- **Problem requirements**: Output all records precisely as written.

[Start Source data]

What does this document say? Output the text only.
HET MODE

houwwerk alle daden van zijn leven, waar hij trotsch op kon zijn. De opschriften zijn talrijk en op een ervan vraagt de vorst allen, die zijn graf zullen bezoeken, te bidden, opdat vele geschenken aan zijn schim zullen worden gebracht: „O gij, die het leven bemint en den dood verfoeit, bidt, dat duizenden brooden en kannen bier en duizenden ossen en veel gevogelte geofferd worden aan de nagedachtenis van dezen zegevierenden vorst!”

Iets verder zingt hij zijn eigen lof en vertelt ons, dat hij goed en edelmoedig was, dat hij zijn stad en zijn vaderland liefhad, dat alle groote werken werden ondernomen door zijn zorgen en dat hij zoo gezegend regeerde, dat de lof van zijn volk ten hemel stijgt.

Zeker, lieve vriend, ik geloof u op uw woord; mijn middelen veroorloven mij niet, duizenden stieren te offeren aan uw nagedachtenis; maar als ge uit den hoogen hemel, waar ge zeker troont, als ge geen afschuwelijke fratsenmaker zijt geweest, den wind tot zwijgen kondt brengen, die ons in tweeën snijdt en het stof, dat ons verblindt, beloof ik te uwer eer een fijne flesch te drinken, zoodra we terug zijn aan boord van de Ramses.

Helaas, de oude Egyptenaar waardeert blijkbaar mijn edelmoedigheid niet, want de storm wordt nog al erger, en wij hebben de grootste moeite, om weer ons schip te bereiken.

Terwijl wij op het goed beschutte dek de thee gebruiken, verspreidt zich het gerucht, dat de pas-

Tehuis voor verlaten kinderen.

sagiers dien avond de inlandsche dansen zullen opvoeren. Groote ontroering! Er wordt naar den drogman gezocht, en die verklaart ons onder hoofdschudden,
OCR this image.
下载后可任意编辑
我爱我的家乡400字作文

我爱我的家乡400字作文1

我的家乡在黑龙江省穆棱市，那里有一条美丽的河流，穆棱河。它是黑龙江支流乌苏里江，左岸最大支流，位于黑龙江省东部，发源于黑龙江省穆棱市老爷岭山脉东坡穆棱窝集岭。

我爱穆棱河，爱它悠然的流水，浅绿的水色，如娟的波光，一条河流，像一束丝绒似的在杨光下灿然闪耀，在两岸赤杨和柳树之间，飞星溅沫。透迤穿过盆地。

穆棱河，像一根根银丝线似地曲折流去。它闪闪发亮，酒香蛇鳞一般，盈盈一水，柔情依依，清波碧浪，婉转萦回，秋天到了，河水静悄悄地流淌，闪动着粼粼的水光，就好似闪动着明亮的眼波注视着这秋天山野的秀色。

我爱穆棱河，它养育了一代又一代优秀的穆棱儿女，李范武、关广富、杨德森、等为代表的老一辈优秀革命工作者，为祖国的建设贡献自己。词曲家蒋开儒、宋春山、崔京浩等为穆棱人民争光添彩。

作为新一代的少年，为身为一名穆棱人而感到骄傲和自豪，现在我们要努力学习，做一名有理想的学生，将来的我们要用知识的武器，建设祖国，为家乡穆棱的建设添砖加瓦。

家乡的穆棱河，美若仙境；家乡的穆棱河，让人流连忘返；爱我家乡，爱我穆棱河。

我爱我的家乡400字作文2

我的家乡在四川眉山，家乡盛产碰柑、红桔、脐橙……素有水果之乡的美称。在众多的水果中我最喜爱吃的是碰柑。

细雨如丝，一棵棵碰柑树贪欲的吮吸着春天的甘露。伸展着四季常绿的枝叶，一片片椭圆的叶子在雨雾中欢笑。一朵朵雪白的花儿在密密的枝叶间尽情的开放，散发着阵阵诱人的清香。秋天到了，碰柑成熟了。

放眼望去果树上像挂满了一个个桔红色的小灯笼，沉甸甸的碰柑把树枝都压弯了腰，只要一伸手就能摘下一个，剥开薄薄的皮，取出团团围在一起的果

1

[End Source data]

- **Answer**:
What does this document say? Output the text only.
HET MODE

houwwerk alle daden van zijn leven, waar hij trotsch op kon zijn. De opschriften zijn talrijk en op een ervan vraagt de vorst allen, die zijn graf zullen bezoeken, te bidden, opdat vele geschenken aan zijn schim zullen worden gebracht: „O gij, die het leven bemint en den dood verfoeit, bidt, dat duizenden brooden en kannen bier en duizenden ossen en veel gevogelte geofferd worden aan de nagedachtenis van dezen zegevierenden vorst!”

Iets verder zingt hij zijn eigen lof en vertelt ons, dat hij goed en edelmoedig was, dat hij zijn stad en zijn vaderland liefhad, dat alle groote werken werden ondernomen door zijn zorgen en dat hij zoo gezegend regeerde, dat de lof van zijn volk ten hemel stijgt.

Zeker, lieve vriend, ik geloof u op uw woord; mijn middelen veroorloven mij niet, duizenden stieren te offeren aan uw nagedachtenis; maar als ge uit den hoogen hemel, waar ge zeker troont, als ge geen afschuwelijke fratsenmaker zijt geweest, den wind tot zwijgen kondt brengen, die ons in tweeën snijdt en het stof, dat ons verblindt, beloof ik te uwer eer een fijne flesch te drinken, zoodra we terug zijn aan boord van de Ramses.

Helaas, de oude Egyptenaar waardeert blijkbaar mijn edelmoedigheid niet, want de storm wordt nog al erger, en wij hebben de grootste moeite, om weer ons schip te bereiken.

Terwijl wij op het goed beschutte dek de thee gebruiken, verspreidt zich het gerucht, dat de pas-

Tehuis voor verlaten kinderen.

sagiers dien avond de inlandsche dansen zullen opvoeren. Groote ontroering! Er wordt naar den drogman gezocht, en die verklaart ons onder hoofdschudden,
OCR this image.
下载后可任意编辑
我爱我的家乡400字作文

我爱我的家乡400字作文1

我的家乡在黑龙江省穆棱市，那里有一条美丽的河流，穆棱河。它是黑龙江支流乌苏里江，左岸最大支流，位于黑龙江省东部，发源于黑龙江省穆棱市老爷岭山脉东坡穆棱窝集岭。

我爱穆棱河，爱它悠然的流水，浅绿的水色，如娟的波光，一条河流，像一束丝绒似的在杨光下灿然闪耀，在两岸赤杨和柳树之间，飞星溅沫。透迤穿过盆地。

穆棱河，像一根根银丝线似地曲折流去。它闪闪发亮，酒香蛇鳞一般，盈盈一水，柔情依依，清波碧浪，婉转萦回，秋天到了，河水静悄悄地流淌，闪动着粼粼的水光，就好似闪动着明亮的眼波注视着这秋天山野的秀色。

我爱穆棱河，它养育了一代又一代优秀的穆棱儿女，李范武、关广富、杨德森、等为代表的老一辈优秀革命工作者，为祖国的建设贡献自己。词曲家蒋开儒、宋春山、崔京浩等为穆棱人民争光添彩。

作为新一代的少年，为身为一名穆棱人而感到骄傲和自豪，现在我们要努力学习，做一名有理想的学生，将来的我们要用知识的武器，建设祖国，为家乡穆棱的建设添砖加瓦。

家乡的穆棱河，美若仙境；家乡的穆棱河，让人流连忘返；爱我家乡，爱我穆棱河。

我爱我的家乡400字作文2

我的家乡在四川眉山，家乡盛产碰柑、红桔、脐橙……素有水果之乡的美称。在众多的水果中我最喜爱吃的是碰柑。

细雨如丝，一棵棵碰柑树贪欲的吮吸着春天的甘露。伸展着四季常绿的枝叶，一片片椭圆的叶子在雨雾中欢笑。一朵朵雪白的花儿在密密的枝叶间尽情的开放，散发着阵阵诱人的清香。秋天到了，碰柑成熟了。

放眼望去果树上像挂满了一个个桔红色的小灯笼，沉甸甸的碰柑把树枝都压弯了腰，只要一伸手就能摘下一个，剥开薄薄的皮，取出团团围在一起的果

1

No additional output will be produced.